Work to do: Single out each line with the word "Transcribe" and copy it.
========
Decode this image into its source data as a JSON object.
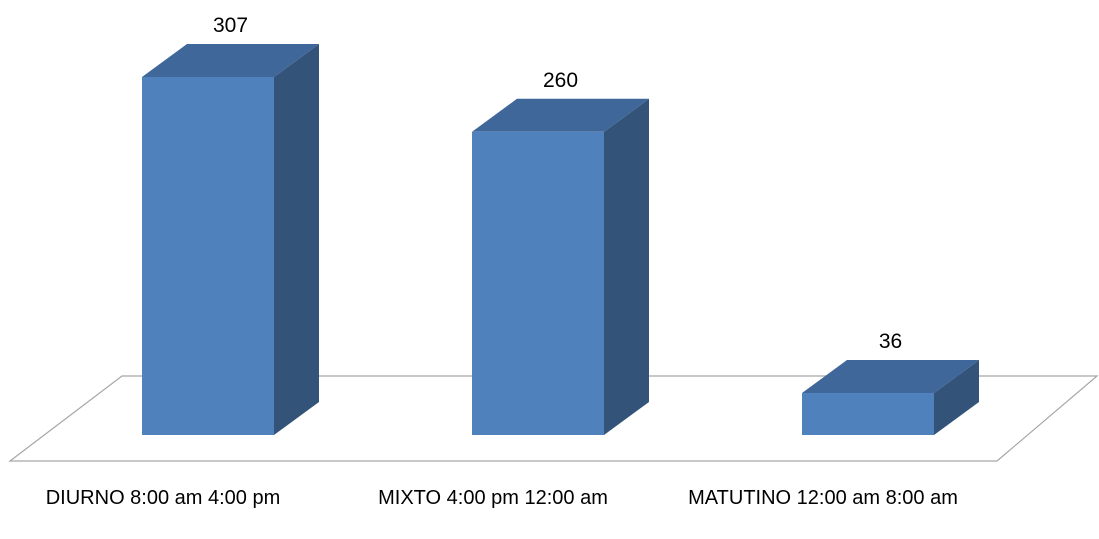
{
  "chart_data": {
    "type": "bar",
    "style": "3d-column",
    "categories": [
      "DIURNO 8:00 am 4:00 pm",
      "MIXTO 4:00 pm 12:00 am",
      "MATUTINO 12:00 am 8:00 am"
    ],
    "values": [
      307,
      260,
      36
    ],
    "data_labels": [
      "307",
      "260",
      "36"
    ],
    "title": "",
    "xlabel": "",
    "ylabel": "",
    "ylim": [
      0,
      310
    ],
    "grid": false,
    "legend": "none",
    "colors": {
      "front": "#4f81bd",
      "side": "#335379",
      "top": "#40679a",
      "floor_line": "#a6a6a6"
    }
  }
}
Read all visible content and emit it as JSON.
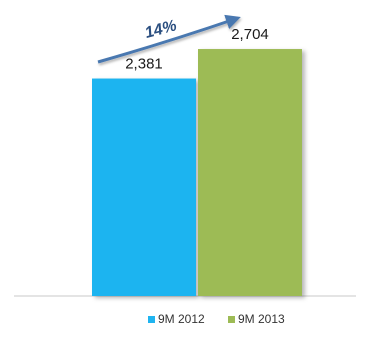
{
  "chart_data": {
    "type": "bar",
    "categories": [
      "9M 2012",
      "9M 2013"
    ],
    "values": [
      2381,
      2704
    ],
    "data_labels": [
      "2,381",
      "2,704"
    ],
    "colors": [
      "#1fb4f0",
      "#9dbb55"
    ],
    "ylim": [
      0,
      3000
    ],
    "grid": false,
    "legend": {
      "placement": "bottom",
      "entries": [
        "9M 2012",
        "9M 2013"
      ]
    },
    "annotation": {
      "text": "14%",
      "arrow_color": "#4a78b0"
    }
  }
}
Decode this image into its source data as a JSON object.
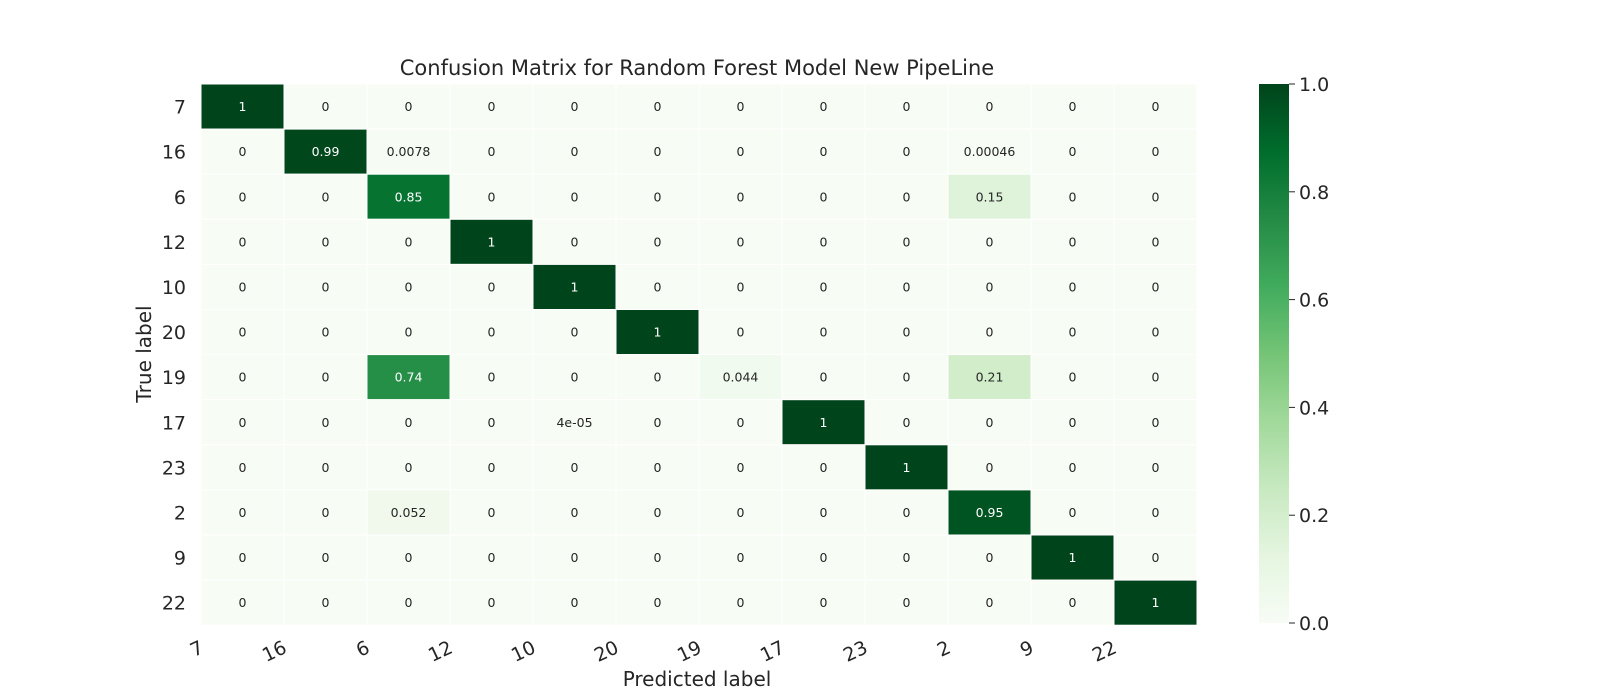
{
  "chart_data": {
    "type": "heatmap",
    "title": "Confusion Matrix for Random Forest Model New PipeLine",
    "xlabel": "Predicted label",
    "ylabel": "True label",
    "x_categories": [
      "7",
      "16",
      "6",
      "12",
      "10",
      "20",
      "19",
      "17",
      "23",
      "2",
      "9",
      "22"
    ],
    "y_categories": [
      "7",
      "16",
      "6",
      "12",
      "10",
      "20",
      "19",
      "17",
      "23",
      "2",
      "9",
      "22"
    ],
    "values": [
      [
        1,
        0,
        0,
        0,
        0,
        0,
        0,
        0,
        0,
        0,
        0,
        0
      ],
      [
        0,
        0.99,
        0.0078,
        0,
        0,
        0,
        0,
        0,
        0,
        0.00046,
        0,
        0
      ],
      [
        0,
        0,
        0.85,
        0,
        0,
        0,
        0,
        0,
        0,
        0.15,
        0,
        0
      ],
      [
        0,
        0,
        0,
        1,
        0,
        0,
        0,
        0,
        0,
        0,
        0,
        0
      ],
      [
        0,
        0,
        0,
        0,
        1,
        0,
        0,
        0,
        0,
        0,
        0,
        0
      ],
      [
        0,
        0,
        0,
        0,
        0,
        1,
        0,
        0,
        0,
        0,
        0,
        0
      ],
      [
        0,
        0,
        0.74,
        0,
        0,
        0,
        0.044,
        0,
        0,
        0.21,
        0,
        0
      ],
      [
        0,
        0,
        0,
        0,
        4e-05,
        0,
        0,
        1,
        0,
        0,
        0,
        0
      ],
      [
        0,
        0,
        0,
        0,
        0,
        0,
        0,
        0,
        1,
        0,
        0,
        0
      ],
      [
        0,
        0,
        0.052,
        0,
        0,
        0,
        0,
        0,
        0,
        0.95,
        0,
        0
      ],
      [
        0,
        0,
        0,
        0,
        0,
        0,
        0,
        0,
        0,
        0,
        1,
        0
      ],
      [
        0,
        0,
        0,
        0,
        0,
        0,
        0,
        0,
        0,
        0,
        0,
        1
      ]
    ],
    "annotations": [
      [
        "1",
        "0",
        "0",
        "0",
        "0",
        "0",
        "0",
        "0",
        "0",
        "0",
        "0",
        "0"
      ],
      [
        "0",
        "0.99",
        "0.0078",
        "0",
        "0",
        "0",
        "0",
        "0",
        "0",
        "0.00046",
        "0",
        "0"
      ],
      [
        "0",
        "0",
        "0.85",
        "0",
        "0",
        "0",
        "0",
        "0",
        "0",
        "0.15",
        "0",
        "0"
      ],
      [
        "0",
        "0",
        "0",
        "1",
        "0",
        "0",
        "0",
        "0",
        "0",
        "0",
        "0",
        "0"
      ],
      [
        "0",
        "0",
        "0",
        "0",
        "1",
        "0",
        "0",
        "0",
        "0",
        "0",
        "0",
        "0"
      ],
      [
        "0",
        "0",
        "0",
        "0",
        "0",
        "1",
        "0",
        "0",
        "0",
        "0",
        "0",
        "0"
      ],
      [
        "0",
        "0",
        "0.74",
        "0",
        "0",
        "0",
        "0.044",
        "0",
        "0",
        "0.21",
        "0",
        "0"
      ],
      [
        "0",
        "0",
        "0",
        "0",
        "4e-05",
        "0",
        "0",
        "1",
        "0",
        "0",
        "0",
        "0"
      ],
      [
        "0",
        "0",
        "0",
        "0",
        "0",
        "0",
        "0",
        "0",
        "1",
        "0",
        "0",
        "0"
      ],
      [
        "0",
        "0",
        "0.052",
        "0",
        "0",
        "0",
        "0",
        "0",
        "0",
        "0.95",
        "0",
        "0"
      ],
      [
        "0",
        "0",
        "0",
        "0",
        "0",
        "0",
        "0",
        "0",
        "0",
        "0",
        "1",
        "0"
      ],
      [
        "0",
        "0",
        "0",
        "0",
        "0",
        "0",
        "0",
        "0",
        "0",
        "0",
        "0",
        "1"
      ]
    ],
    "colormap": "Greens",
    "colorbar": {
      "range": [
        0.0,
        1.0
      ],
      "ticks": [
        "0.0",
        "0.2",
        "0.4",
        "0.6",
        "0.8",
        "1.0"
      ]
    },
    "grid": true,
    "colors": {
      "low": "#f7fcf5",
      "high": "#00441b",
      "cell_border": "#ffffff",
      "text_dark": "#262626",
      "text_light": "#ffffff"
    }
  }
}
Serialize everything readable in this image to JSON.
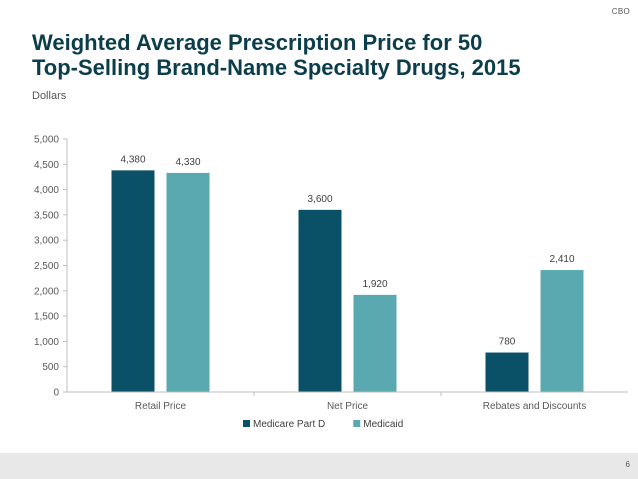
{
  "header": {
    "brand": "CBO",
    "title_line1": "Weighted Average Prescription Price for 50",
    "title_line2": "Top-Selling Brand-Name Specialty Drugs, 2015",
    "subtitle": "Dollars"
  },
  "chart_data": {
    "type": "bar",
    "title": "Weighted Average Prescription Price for 50 Top-Selling Brand-Name Specialty Drugs, 2015",
    "ylabel": "Dollars",
    "xlabel": "",
    "categories": [
      "Retail Price",
      "Net Price",
      "Rebates and Discounts"
    ],
    "series": [
      {
        "name": "Medicare Part D",
        "color": "#0a5168",
        "values": [
          4380,
          3600,
          780
        ]
      },
      {
        "name": "Medicaid",
        "color": "#5aa9b1",
        "values": [
          4330,
          1920,
          2410
        ]
      }
    ],
    "ylim": [
      0,
      5000
    ],
    "yticks": [
      0,
      500,
      1000,
      1500,
      2000,
      2500,
      3000,
      3500,
      4000,
      4500,
      5000
    ],
    "ytick_labels": [
      "0",
      "500",
      "1,000",
      "1,500",
      "2,000",
      "2,500",
      "3,000",
      "3,500",
      "4,000",
      "4,500",
      "5,000"
    ],
    "data_labels": [
      [
        "4,380",
        "3,600",
        "780"
      ],
      [
        "4,330",
        "1,920",
        "2,410"
      ]
    ],
    "grid": false,
    "legend_position": "bottom-center"
  },
  "footer": {
    "page_number": "6"
  }
}
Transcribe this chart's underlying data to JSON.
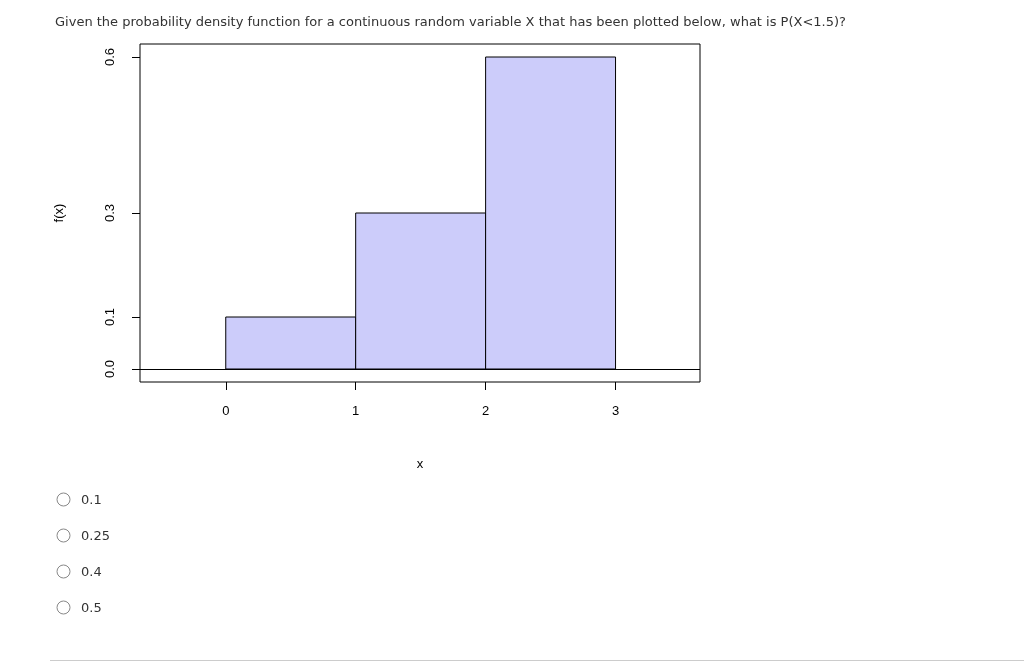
{
  "chart_data": {
    "type": "histogram",
    "title": "Given the probability density function for a continuous random variable X that has been plotted below, what is P(X<1.5)?",
    "xlabel": "x",
    "ylabel": "f(x)",
    "bins": [
      0,
      1,
      2,
      3
    ],
    "values": [
      0.1,
      0.3,
      0.6
    ],
    "color": "#ccccfa",
    "xlim": [
      -0.66,
      3.65
    ],
    "xticks": [
      0,
      1,
      2,
      3
    ],
    "ylim": [
      -0.025,
      0.625
    ],
    "yticks": [
      {
        "value": 0,
        "label": "0.0"
      },
      {
        "value": 0.1,
        "label": "0.1"
      },
      {
        "value": 0.3,
        "label": "0.3"
      },
      {
        "value": 0.6,
        "label": "0.6"
      }
    ],
    "ref_lines": [
      {
        "axis": "y",
        "value": 0,
        "color": "#000000"
      }
    ],
    "grid": false,
    "annotations": [
      "0.1",
      "0.25",
      "0.4",
      "0.5"
    ]
  }
}
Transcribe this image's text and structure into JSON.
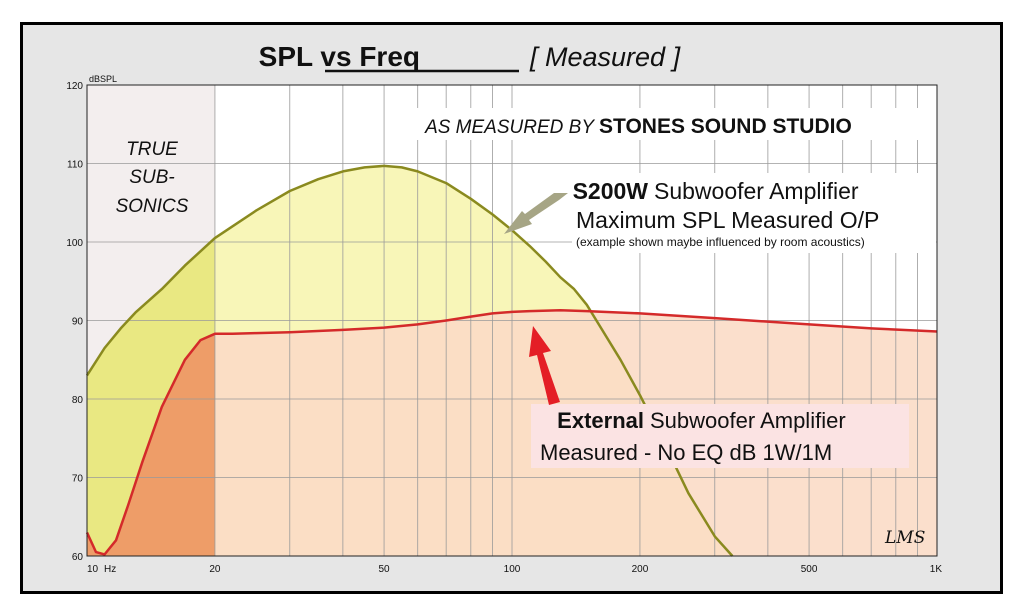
{
  "chart_data": {
    "type": "area",
    "title": "SPL vs Freq",
    "subtitle": "[ Measured ]",
    "ylabel": "dBSPL",
    "xlabel": "Hz",
    "x_scale": "log",
    "xlim": [
      10,
      1000
    ],
    "ylim": [
      60,
      120
    ],
    "x_ticks": [
      {
        "value": 10,
        "label": "10"
      },
      {
        "value": 20,
        "label": "20"
      },
      {
        "value": 50,
        "label": "50"
      },
      {
        "value": 100,
        "label": "100"
      },
      {
        "value": 200,
        "label": "200"
      },
      {
        "value": 500,
        "label": "500"
      },
      {
        "value": 1000,
        "label": "1K"
      }
    ],
    "y_ticks": [
      60,
      70,
      80,
      90,
      100,
      110,
      120
    ],
    "grid": true,
    "region": {
      "label_lines": [
        "TRUE",
        "SUB-",
        "SONICS"
      ],
      "x_range": [
        10,
        20
      ]
    },
    "header_note": {
      "prefix": "AS MEASURED BY",
      "studio": "STONES SOUND STUDIO"
    },
    "series": [
      {
        "name": "S200W",
        "color": "#8a8a1f",
        "fill": "#f8f6b8",
        "x": [
          10,
          11,
          12,
          13,
          15,
          17,
          20,
          25,
          30,
          35,
          40,
          45,
          50,
          55,
          60,
          70,
          80,
          90,
          100,
          110,
          120,
          130,
          140,
          150,
          160,
          180,
          200,
          230,
          260,
          300,
          330
        ],
        "y": [
          83,
          86.5,
          89,
          91,
          94,
          97,
          100.5,
          104,
          106.5,
          108,
          109,
          109.5,
          109.7,
          109.5,
          109,
          107.5,
          105.5,
          103.5,
          101.5,
          99.5,
          97.5,
          95.5,
          94,
          92,
          89.5,
          85,
          80.5,
          74,
          68,
          62.5,
          60
        ]
      },
      {
        "name": "External",
        "color": "#d42a2a",
        "fill": "#fbdcc6",
        "x": [
          10,
          10.5,
          11,
          11.7,
          12.5,
          13.5,
          15,
          17,
          18.5,
          20,
          22,
          25,
          30,
          40,
          50,
          60,
          70,
          80,
          90,
          100,
          110,
          130,
          150,
          200,
          300,
          500,
          700,
          1000
        ],
        "y": [
          63,
          60.5,
          60.2,
          62,
          66.5,
          72,
          79,
          85,
          87.5,
          88.3,
          88.3,
          88.4,
          88.5,
          88.8,
          89.1,
          89.5,
          90,
          90.5,
          90.9,
          91.1,
          91.2,
          91.3,
          91.2,
          90.9,
          90.3,
          89.5,
          89,
          88.6
        ]
      }
    ],
    "annotations": [
      {
        "series": "S200W",
        "bold": "S200W",
        "rest": "Subwoofer Amplifier",
        "line2": "Maximum SPL Measured O/P",
        "note": "(example shown maybe influenced by room acoustics)",
        "arrow_color": "#a6a585"
      },
      {
        "series": "External",
        "bold": "External",
        "rest": "Subwoofer Amplifier",
        "line2": "Measured - No EQ dB 1W/1M",
        "arrow_color": "#e41e26"
      }
    ],
    "signature": "LMS"
  }
}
========
Result:
Transcribe this chart's underlying data to JSON.
Transcribe this image's text and structure into JSON.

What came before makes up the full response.